» **What is asked**:
What is the count of lines that hold the word "استودیو"? Give only the number.

[Begin]

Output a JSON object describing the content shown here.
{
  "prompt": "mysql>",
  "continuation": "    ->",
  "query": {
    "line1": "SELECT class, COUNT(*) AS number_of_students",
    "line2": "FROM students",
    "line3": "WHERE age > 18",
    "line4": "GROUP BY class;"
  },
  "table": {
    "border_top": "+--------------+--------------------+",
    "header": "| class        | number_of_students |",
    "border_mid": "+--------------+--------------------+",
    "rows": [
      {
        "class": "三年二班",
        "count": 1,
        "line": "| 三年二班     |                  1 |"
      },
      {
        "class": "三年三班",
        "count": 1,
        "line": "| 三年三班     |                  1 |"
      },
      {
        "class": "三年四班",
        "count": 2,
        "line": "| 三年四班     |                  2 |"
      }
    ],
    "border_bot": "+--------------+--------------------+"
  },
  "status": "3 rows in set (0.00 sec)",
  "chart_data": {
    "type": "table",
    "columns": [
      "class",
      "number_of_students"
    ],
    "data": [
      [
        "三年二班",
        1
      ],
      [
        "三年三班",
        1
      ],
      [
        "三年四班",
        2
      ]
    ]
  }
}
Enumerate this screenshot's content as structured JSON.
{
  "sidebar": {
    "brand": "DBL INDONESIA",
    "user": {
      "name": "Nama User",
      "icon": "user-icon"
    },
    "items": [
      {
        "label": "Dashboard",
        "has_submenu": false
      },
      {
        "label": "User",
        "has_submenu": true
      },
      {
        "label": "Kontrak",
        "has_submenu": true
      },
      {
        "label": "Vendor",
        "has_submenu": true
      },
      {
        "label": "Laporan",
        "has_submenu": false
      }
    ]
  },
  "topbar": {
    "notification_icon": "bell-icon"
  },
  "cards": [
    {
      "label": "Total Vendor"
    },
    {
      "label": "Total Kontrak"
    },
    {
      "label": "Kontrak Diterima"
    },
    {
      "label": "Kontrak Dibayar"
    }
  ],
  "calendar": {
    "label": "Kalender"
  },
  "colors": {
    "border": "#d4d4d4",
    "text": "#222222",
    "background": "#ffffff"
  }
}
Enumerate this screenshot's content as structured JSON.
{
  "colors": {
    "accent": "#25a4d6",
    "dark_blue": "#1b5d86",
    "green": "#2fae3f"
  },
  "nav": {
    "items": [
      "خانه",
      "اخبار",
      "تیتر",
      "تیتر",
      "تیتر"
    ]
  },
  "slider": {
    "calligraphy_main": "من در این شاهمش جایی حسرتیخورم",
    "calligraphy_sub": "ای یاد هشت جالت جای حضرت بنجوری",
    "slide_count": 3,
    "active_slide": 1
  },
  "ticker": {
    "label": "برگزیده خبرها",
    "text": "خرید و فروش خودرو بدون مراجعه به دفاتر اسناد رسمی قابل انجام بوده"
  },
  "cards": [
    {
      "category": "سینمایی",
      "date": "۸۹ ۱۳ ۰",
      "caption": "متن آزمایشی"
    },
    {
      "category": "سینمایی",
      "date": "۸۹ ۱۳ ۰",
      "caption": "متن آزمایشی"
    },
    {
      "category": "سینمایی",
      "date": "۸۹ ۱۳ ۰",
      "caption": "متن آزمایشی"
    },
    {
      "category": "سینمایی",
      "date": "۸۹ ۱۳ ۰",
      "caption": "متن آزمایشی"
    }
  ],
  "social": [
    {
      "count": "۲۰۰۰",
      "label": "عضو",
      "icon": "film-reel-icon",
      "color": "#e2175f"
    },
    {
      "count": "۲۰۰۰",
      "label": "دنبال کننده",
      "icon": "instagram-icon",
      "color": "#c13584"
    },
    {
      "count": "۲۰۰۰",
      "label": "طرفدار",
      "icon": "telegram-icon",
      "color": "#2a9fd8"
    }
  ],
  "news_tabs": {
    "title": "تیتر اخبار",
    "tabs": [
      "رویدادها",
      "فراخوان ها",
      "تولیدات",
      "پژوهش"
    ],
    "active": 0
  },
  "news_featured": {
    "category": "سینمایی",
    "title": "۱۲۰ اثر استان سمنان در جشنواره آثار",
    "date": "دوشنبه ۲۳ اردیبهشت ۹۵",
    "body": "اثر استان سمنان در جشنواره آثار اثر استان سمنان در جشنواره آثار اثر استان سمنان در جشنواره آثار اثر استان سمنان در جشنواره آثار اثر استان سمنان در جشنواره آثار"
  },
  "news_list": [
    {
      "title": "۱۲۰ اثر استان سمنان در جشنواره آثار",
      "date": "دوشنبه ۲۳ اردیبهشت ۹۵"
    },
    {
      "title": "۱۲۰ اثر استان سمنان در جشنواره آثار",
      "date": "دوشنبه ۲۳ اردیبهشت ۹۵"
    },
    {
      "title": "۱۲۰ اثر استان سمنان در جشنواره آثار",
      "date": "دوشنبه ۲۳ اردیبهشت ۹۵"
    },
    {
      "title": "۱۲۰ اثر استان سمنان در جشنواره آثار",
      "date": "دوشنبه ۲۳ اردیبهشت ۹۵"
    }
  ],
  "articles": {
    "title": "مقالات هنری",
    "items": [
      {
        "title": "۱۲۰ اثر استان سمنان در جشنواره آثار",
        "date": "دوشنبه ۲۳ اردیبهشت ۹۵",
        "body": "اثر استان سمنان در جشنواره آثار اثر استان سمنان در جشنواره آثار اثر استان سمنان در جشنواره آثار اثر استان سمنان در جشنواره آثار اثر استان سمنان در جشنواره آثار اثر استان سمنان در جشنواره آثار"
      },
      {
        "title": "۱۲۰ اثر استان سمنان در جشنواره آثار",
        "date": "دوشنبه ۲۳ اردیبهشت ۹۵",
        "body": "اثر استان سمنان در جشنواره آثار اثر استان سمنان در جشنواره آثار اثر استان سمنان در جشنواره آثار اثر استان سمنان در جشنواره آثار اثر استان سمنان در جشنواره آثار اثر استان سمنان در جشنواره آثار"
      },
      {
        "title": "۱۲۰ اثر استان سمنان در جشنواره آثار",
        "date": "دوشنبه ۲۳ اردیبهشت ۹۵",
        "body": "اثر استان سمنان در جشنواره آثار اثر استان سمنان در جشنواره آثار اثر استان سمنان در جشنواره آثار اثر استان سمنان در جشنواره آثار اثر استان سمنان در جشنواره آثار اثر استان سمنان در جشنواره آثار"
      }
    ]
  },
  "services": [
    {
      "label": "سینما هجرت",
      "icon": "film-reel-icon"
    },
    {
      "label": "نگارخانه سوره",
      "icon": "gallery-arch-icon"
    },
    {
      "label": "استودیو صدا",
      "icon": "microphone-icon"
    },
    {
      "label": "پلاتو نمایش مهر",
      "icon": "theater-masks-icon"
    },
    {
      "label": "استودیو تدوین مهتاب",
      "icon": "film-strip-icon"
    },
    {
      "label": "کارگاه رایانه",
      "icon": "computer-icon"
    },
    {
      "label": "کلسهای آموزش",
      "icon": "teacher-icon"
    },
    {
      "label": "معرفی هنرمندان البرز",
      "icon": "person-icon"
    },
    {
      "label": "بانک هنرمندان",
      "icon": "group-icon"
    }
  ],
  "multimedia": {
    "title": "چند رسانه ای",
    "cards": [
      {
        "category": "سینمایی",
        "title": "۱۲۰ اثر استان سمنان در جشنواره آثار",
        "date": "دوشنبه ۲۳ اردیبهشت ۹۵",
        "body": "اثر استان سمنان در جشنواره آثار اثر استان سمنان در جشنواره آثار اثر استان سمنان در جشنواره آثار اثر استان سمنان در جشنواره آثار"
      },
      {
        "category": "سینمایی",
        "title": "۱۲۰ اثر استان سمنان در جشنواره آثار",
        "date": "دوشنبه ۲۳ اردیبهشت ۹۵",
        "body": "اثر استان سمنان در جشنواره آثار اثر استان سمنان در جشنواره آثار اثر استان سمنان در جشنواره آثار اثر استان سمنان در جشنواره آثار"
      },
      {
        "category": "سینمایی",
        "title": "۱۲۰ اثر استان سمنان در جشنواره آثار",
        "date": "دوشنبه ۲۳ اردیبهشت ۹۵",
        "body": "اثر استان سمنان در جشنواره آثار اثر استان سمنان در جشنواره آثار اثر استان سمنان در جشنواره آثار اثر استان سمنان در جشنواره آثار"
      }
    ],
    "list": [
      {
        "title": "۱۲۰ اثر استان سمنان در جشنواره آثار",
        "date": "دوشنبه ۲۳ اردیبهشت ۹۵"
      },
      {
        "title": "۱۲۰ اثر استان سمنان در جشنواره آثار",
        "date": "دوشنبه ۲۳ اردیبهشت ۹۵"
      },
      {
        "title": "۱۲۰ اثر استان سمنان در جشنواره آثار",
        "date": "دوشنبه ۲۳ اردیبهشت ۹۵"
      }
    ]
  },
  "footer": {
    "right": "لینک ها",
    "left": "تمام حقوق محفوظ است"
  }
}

[End]

» **Answer to the problem**:
2